# [Data records]
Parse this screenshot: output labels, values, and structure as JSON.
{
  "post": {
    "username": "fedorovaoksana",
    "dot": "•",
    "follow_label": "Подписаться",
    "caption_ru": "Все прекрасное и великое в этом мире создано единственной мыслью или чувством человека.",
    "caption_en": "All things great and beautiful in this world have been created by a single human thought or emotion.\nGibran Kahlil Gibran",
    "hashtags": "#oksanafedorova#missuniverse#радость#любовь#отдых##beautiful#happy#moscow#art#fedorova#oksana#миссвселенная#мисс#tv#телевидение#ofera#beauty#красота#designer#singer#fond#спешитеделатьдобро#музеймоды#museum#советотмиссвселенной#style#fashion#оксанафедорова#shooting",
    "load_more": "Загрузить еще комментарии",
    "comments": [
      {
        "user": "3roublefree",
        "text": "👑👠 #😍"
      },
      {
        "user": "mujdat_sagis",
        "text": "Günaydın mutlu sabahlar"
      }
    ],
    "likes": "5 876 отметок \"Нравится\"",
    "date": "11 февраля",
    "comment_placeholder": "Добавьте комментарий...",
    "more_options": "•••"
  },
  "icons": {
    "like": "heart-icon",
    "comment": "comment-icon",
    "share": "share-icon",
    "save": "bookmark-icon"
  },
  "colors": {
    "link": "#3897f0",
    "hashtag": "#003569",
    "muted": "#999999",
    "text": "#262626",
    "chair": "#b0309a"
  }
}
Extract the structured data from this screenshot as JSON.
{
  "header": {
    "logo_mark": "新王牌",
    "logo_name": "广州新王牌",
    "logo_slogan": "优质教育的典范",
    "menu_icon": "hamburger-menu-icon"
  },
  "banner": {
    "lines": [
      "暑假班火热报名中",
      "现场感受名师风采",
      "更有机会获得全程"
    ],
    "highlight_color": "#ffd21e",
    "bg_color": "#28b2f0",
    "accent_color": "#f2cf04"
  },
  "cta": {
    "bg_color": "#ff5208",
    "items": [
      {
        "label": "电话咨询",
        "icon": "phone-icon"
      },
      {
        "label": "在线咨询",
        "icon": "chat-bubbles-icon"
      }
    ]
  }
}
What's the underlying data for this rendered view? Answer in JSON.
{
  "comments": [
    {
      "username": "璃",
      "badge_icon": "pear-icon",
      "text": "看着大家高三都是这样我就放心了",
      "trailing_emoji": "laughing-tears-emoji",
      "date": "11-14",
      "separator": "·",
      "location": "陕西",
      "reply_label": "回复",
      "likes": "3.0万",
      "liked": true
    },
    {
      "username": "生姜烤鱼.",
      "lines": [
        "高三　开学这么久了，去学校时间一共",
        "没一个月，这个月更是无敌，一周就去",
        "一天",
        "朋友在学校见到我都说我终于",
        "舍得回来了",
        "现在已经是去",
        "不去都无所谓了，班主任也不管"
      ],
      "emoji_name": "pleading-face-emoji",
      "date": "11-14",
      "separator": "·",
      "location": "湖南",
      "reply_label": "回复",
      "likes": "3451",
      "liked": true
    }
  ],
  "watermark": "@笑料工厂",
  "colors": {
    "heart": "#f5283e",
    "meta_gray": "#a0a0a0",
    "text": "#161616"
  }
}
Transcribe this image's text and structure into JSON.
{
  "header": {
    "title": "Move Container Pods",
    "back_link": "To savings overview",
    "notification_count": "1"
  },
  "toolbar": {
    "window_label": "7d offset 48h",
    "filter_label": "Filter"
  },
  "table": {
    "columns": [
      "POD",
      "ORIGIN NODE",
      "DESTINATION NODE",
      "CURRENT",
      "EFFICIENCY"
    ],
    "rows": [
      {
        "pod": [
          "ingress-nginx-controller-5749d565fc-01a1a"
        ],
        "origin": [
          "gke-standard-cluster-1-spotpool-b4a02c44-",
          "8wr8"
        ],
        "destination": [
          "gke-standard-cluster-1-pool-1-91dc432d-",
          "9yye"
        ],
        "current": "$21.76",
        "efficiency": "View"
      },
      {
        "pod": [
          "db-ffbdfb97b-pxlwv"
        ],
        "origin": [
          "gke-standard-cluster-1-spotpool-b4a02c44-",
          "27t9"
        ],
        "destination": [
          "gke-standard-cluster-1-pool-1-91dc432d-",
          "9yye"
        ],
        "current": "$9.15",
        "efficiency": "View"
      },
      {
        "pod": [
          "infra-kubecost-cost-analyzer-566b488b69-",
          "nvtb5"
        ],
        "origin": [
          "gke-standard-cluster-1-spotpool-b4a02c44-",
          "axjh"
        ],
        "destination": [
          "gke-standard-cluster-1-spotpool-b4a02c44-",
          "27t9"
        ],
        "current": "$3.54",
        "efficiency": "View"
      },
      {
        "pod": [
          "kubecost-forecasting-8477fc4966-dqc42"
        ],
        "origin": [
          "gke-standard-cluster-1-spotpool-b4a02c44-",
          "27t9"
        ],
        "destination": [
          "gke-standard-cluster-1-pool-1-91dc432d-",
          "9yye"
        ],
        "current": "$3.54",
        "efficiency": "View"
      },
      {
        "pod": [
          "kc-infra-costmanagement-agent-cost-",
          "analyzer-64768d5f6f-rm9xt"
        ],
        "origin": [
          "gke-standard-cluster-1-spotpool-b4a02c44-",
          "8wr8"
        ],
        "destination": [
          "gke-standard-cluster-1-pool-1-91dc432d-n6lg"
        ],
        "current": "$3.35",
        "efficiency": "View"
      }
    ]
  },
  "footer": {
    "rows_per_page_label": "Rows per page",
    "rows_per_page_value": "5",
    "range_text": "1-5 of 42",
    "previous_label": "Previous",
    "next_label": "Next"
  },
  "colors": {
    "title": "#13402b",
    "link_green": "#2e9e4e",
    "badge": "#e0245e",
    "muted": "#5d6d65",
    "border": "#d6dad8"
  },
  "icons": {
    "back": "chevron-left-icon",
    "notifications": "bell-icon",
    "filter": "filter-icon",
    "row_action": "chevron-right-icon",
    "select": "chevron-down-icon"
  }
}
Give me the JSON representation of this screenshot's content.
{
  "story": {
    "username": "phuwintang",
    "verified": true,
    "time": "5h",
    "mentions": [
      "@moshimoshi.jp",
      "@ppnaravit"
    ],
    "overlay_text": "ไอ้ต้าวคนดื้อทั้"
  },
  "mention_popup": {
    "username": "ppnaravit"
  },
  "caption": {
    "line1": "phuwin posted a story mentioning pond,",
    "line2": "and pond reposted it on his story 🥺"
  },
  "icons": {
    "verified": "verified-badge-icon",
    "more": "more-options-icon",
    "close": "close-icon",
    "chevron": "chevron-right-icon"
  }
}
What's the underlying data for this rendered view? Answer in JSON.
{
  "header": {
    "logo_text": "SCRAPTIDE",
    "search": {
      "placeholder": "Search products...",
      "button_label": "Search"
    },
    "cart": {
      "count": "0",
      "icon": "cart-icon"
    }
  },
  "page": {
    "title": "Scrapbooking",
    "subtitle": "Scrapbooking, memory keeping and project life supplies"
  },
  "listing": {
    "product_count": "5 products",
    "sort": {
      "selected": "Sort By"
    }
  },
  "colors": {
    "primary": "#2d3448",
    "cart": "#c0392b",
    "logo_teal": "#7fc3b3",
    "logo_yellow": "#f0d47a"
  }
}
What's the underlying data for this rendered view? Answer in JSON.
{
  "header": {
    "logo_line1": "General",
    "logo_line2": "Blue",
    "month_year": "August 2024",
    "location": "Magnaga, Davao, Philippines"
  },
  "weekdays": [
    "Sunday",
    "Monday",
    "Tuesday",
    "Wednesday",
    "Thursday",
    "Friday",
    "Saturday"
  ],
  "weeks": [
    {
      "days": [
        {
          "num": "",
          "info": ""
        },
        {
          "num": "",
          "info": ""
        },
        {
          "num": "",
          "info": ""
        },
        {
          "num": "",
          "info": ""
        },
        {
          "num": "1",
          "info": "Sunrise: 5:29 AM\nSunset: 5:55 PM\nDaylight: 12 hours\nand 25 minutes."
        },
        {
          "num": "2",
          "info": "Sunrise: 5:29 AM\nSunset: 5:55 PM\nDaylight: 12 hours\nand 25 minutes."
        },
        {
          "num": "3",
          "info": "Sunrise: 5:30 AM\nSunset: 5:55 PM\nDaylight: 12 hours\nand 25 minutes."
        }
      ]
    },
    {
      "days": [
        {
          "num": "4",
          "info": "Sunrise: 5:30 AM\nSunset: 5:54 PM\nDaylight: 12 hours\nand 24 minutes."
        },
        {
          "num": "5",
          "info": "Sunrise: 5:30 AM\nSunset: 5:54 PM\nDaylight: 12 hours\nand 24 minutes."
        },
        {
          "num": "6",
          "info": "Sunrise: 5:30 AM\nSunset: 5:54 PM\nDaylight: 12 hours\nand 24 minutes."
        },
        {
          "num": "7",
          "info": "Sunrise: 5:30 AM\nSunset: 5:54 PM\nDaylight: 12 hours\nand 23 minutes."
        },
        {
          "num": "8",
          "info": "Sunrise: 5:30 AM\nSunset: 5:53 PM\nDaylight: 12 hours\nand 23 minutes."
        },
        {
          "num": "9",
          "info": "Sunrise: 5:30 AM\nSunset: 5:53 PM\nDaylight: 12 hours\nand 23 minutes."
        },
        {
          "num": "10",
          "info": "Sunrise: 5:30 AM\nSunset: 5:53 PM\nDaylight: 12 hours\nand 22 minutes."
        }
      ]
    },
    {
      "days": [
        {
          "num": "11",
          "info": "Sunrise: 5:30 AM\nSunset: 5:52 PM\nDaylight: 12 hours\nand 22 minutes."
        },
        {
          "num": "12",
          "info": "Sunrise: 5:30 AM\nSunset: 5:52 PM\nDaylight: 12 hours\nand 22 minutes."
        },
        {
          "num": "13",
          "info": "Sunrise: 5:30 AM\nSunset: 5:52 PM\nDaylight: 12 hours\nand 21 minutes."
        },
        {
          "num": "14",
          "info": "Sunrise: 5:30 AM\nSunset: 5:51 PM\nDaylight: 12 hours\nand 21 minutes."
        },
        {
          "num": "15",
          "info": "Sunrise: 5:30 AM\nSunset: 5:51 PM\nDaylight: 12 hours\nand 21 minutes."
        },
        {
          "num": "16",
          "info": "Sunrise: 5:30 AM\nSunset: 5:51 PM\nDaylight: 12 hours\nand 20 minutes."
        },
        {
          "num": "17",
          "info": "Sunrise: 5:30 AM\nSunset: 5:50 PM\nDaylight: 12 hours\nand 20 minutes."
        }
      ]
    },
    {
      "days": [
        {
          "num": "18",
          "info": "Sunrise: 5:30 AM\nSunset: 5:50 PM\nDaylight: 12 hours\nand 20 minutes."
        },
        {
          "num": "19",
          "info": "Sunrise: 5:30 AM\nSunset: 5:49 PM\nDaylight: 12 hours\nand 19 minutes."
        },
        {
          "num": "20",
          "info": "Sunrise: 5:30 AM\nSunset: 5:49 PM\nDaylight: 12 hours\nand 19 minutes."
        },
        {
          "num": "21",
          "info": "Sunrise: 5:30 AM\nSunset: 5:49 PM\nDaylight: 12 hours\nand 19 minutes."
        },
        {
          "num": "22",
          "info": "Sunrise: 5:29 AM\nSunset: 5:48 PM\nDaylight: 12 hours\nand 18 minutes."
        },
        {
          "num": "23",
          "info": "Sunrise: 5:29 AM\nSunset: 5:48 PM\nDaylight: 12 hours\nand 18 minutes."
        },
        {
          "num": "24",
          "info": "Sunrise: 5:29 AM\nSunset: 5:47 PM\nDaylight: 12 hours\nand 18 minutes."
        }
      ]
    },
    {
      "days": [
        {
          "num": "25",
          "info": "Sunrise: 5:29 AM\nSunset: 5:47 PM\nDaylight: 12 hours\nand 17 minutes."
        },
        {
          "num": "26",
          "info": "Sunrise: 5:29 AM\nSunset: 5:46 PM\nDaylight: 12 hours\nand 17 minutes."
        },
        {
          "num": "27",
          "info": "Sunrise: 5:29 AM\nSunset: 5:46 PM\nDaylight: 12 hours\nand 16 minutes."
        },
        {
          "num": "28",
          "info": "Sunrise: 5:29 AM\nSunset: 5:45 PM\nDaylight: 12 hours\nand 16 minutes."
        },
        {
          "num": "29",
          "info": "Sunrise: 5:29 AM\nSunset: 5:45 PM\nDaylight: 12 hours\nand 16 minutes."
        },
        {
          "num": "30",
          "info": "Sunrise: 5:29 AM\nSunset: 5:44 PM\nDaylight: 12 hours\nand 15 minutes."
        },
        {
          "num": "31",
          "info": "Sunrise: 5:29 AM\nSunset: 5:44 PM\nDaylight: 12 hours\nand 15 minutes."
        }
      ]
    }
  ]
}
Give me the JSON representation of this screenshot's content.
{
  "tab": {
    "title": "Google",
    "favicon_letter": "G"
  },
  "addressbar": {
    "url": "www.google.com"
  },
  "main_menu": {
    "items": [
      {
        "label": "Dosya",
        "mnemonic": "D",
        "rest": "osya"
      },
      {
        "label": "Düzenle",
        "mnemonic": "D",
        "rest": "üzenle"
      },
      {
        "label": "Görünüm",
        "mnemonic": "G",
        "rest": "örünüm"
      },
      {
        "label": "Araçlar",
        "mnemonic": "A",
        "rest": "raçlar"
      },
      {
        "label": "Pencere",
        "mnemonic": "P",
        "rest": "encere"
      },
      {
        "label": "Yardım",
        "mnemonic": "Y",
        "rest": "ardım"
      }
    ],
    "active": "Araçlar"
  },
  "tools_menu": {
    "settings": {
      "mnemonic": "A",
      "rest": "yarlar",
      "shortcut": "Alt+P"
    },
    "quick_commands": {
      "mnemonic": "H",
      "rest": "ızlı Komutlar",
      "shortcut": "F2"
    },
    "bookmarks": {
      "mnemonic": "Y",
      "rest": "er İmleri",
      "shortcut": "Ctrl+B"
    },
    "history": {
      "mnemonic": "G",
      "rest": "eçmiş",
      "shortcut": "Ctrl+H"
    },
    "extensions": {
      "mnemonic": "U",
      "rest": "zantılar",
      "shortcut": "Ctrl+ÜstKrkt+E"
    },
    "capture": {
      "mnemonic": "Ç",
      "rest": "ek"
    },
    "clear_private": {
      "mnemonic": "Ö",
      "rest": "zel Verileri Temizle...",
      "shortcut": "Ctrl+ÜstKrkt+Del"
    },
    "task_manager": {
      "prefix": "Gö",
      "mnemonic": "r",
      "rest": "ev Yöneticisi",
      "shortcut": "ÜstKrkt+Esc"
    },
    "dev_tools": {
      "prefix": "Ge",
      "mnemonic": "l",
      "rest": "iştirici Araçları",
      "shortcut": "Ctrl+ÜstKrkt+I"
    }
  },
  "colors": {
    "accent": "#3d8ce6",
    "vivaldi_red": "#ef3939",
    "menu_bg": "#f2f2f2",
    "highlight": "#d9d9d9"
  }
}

# [Given instruction]
Show every line of the listing in which the string "location" can be found.

# [Response for this exercise]
      "location": "陕西",
      "location": "湖南",
    "location": "Magnaga, Davao, Philippines"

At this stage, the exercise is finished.